-- What is required --
Return every record below exactly as written, omitting any pictures.

-- Material for the task --
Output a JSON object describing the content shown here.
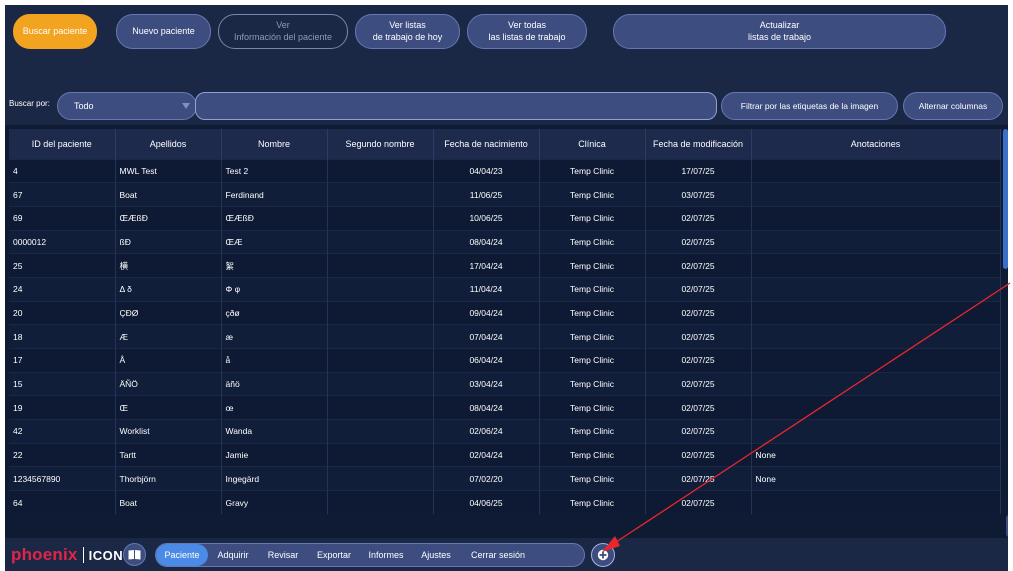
{
  "toolbar": {
    "search_patient": "Buscar paciente",
    "new_patient": "Nuevo paciente",
    "view_info_line1": "Ver",
    "view_info_line2": "Información del paciente",
    "today_worklists_line1": "Ver listas",
    "today_worklists_line2": "de trabajo de hoy",
    "all_worklists_line1": "Ver todas",
    "all_worklists_line2": "las listas de trabajo",
    "refresh_line1": "Actualizar",
    "refresh_line2": "listas de trabajo"
  },
  "search": {
    "label": "Buscar por:",
    "field_value": "Todo",
    "query_value": "",
    "filter_tags_button": "Filtrar por las etiquetas de la imagen",
    "toggle_columns_button": "Alternar columnas"
  },
  "table": {
    "headers": [
      "ID del paciente",
      "Apellidos",
      "Nombre",
      "Segundo nombre",
      "Fecha de nacimiento",
      "Clínica",
      "Fecha de modificación",
      "Anotaciones"
    ],
    "rows": [
      [
        "4",
        "MWL Test",
        "Test 2",
        "",
        "04/04/23",
        "Temp Clinic",
        "17/07/25",
        ""
      ],
      [
        "67",
        "Boat",
        "Ferdinand",
        "",
        "11/06/25",
        "Temp Clinic",
        "03/07/25",
        ""
      ],
      [
        "69",
        "ŒÆßÐ",
        "ŒÆßÐ",
        "",
        "10/06/25",
        "Temp Clinic",
        "02/07/25",
        ""
      ],
      [
        "0000012",
        "ßÐ",
        "ŒÆ",
        "",
        "08/04/24",
        "Temp Clinic",
        "02/07/25",
        ""
      ],
      [
        "25",
        "横",
        "絮",
        "",
        "17/04/24",
        "Temp Clinic",
        "02/07/25",
        ""
      ],
      [
        "24",
        "Δ δ",
        "Φ φ",
        "",
        "11/04/24",
        "Temp Clinic",
        "02/07/25",
        ""
      ],
      [
        "20",
        "ÇÐØ",
        "çðø",
        "",
        "09/04/24",
        "Temp Clinic",
        "02/07/25",
        ""
      ],
      [
        "18",
        "Æ",
        "æ",
        "",
        "07/04/24",
        "Temp Clinic",
        "02/07/25",
        ""
      ],
      [
        "17",
        "Å",
        "å",
        "",
        "06/04/24",
        "Temp Clinic",
        "02/07/25",
        ""
      ],
      [
        "15",
        "ÄÑÖ",
        "äñö",
        "",
        "03/04/24",
        "Temp Clinic",
        "02/07/25",
        ""
      ],
      [
        "19",
        "Œ",
        "œ",
        "",
        "08/04/24",
        "Temp Clinic",
        "02/07/25",
        ""
      ],
      [
        "42",
        "Worklist",
        "Wanda",
        "",
        "02/06/24",
        "Temp Clinic",
        "02/07/25",
        ""
      ],
      [
        "22",
        "Tartt",
        "Jamie",
        "",
        "02/04/24",
        "Temp Clinic",
        "02/07/25",
        "None"
      ],
      [
        "1234567890",
        "Thorbjörn",
        "Ingegärd",
        "",
        "07/02/20",
        "Temp Clinic",
        "02/07/25",
        "None"
      ],
      [
        "64",
        "Boat",
        "Gravy",
        "",
        "04/06/25",
        "Temp Clinic",
        "02/07/25",
        ""
      ]
    ]
  },
  "bottom": {
    "logo_main": "phoenix",
    "logo_sub": "ICON",
    "tabs": [
      "Paciente",
      "Adquirir",
      "Revisar",
      "Exportar",
      "Informes",
      "Ajustes",
      "Cerrar sesión"
    ],
    "active_tab": "Paciente"
  },
  "colors": {
    "accent": "#f2a31f",
    "active_tab": "#4b8ae6",
    "panel": "#1b2845",
    "logo_red": "#e0244a",
    "annotation_arrow": "#e8262d"
  },
  "icons": {
    "book": "book-icon",
    "plus": "plus-icon",
    "caret": "caret-down-icon"
  }
}
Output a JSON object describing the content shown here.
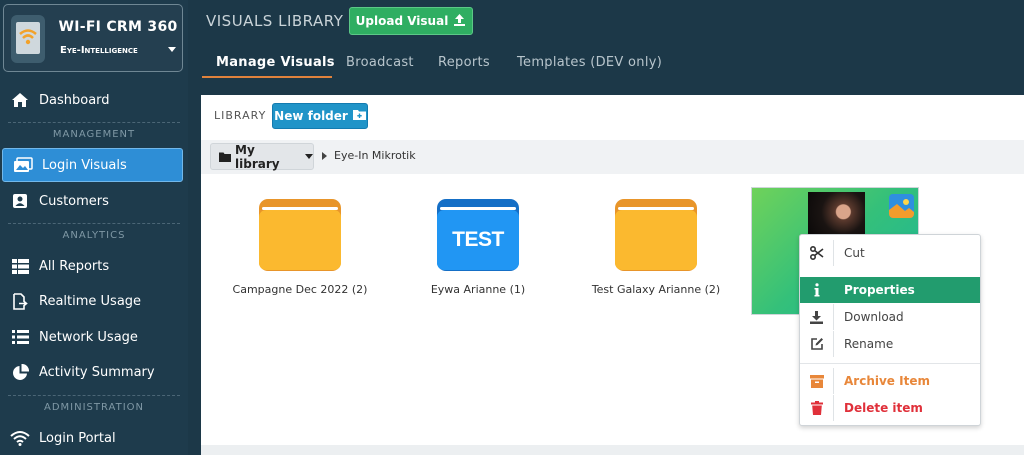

-- Answer to the problem --
Output a JSON object describing the content shown here.
{
  "toolbar": {
    "search_patient": "Buscar paciente",
    "new_patient": "Nuevo paciente",
    "view_info_line1": "Ver",
    "view_info_line2": "Información del paciente",
    "today_worklists_line1": "Ver listas",
    "today_worklists_line2": "de trabajo de hoy",
    "all_worklists_line1": "Ver todas",
    "all_worklists_line2": "las listas de trabajo",
    "refresh_line1": "Actualizar",
    "refresh_line2": "listas de trabajo"
  },
  "search": {
    "label": "Buscar por:",
    "field_value": "Todo",
    "query_value": "",
    "filter_tags_button": "Filtrar por las etiquetas de la imagen",
    "toggle_columns_button": "Alternar columnas"
  },
  "table": {
    "headers": [
      "ID del paciente",
      "Apellidos",
      "Nombre",
      "Segundo nombre",
      "Fecha de nacimiento",
      "Clínica",
      "Fecha de modificación",
      "Anotaciones"
    ],
    "rows": [
      [
        "4",
        "MWL Test",
        "Test 2",
        "",
        "04/04/23",
        "Temp Clinic",
        "17/07/25",
        ""
      ],
      [
        "67",
        "Boat",
        "Ferdinand",
        "",
        "11/06/25",
        "Temp Clinic",
        "03/07/25",
        ""
      ],
      [
        "69",
        "ŒÆßÐ",
        "ŒÆßÐ",
        "",
        "10/06/25",
        "Temp Clinic",
        "02/07/25",
        ""
      ],
      [
        "0000012",
        "ßÐ",
        "ŒÆ",
        "",
        "08/04/24",
        "Temp Clinic",
        "02/07/25",
        ""
      ],
      [
        "25",
        "横",
        "絮",
        "",
        "17/04/24",
        "Temp Clinic",
        "02/07/25",
        ""
      ],
      [
        "24",
        "Δ δ",
        "Φ φ",
        "",
        "11/04/24",
        "Temp Clinic",
        "02/07/25",
        ""
      ],
      [
        "20",
        "ÇÐØ",
        "çðø",
        "",
        "09/04/24",
        "Temp Clinic",
        "02/07/25",
        ""
      ],
      [
        "18",
        "Æ",
        "æ",
        "",
        "07/04/24",
        "Temp Clinic",
        "02/07/25",
        ""
      ],
      [
        "17",
        "Å",
        "å",
        "",
        "06/04/24",
        "Temp Clinic",
        "02/07/25",
        ""
      ],
      [
        "15",
        "ÄÑÖ",
        "äñö",
        "",
        "03/04/24",
        "Temp Clinic",
        "02/07/25",
        ""
      ],
      [
        "19",
        "Œ",
        "œ",
        "",
        "08/04/24",
        "Temp Clinic",
        "02/07/25",
        ""
      ],
      [
        "42",
        "Worklist",
        "Wanda",
        "",
        "02/06/24",
        "Temp Clinic",
        "02/07/25",
        ""
      ],
      [
        "22",
        "Tartt",
        "Jamie",
        "",
        "02/04/24",
        "Temp Clinic",
        "02/07/25",
        "None"
      ],
      [
        "1234567890",
        "Thorbjörn",
        "Ingegärd",
        "",
        "07/02/20",
        "Temp Clinic",
        "02/07/25",
        "None"
      ],
      [
        "64",
        "Boat",
        "Gravy",
        "",
        "04/06/25",
        "Temp Clinic",
        "02/07/25",
        ""
      ]
    ]
  },
  "bottom": {
    "logo_main": "phoenix",
    "logo_sub": "ICON",
    "tabs": [
      "Paciente",
      "Adquirir",
      "Revisar",
      "Exportar",
      "Informes",
      "Ajustes",
      "Cerrar sesión"
    ],
    "active_tab": "Paciente"
  },
  "colors": {
    "accent": "#f2a31f",
    "active_tab": "#4b8ae6",
    "panel": "#1b2845",
    "logo_red": "#e0244a",
    "annotation_arrow": "#e8262d"
  },
  "icons": {
    "book": "book-icon",
    "plus": "plus-icon",
    "caret": "caret-down-icon"
  }
}
Output a JSON object describing the content shown here.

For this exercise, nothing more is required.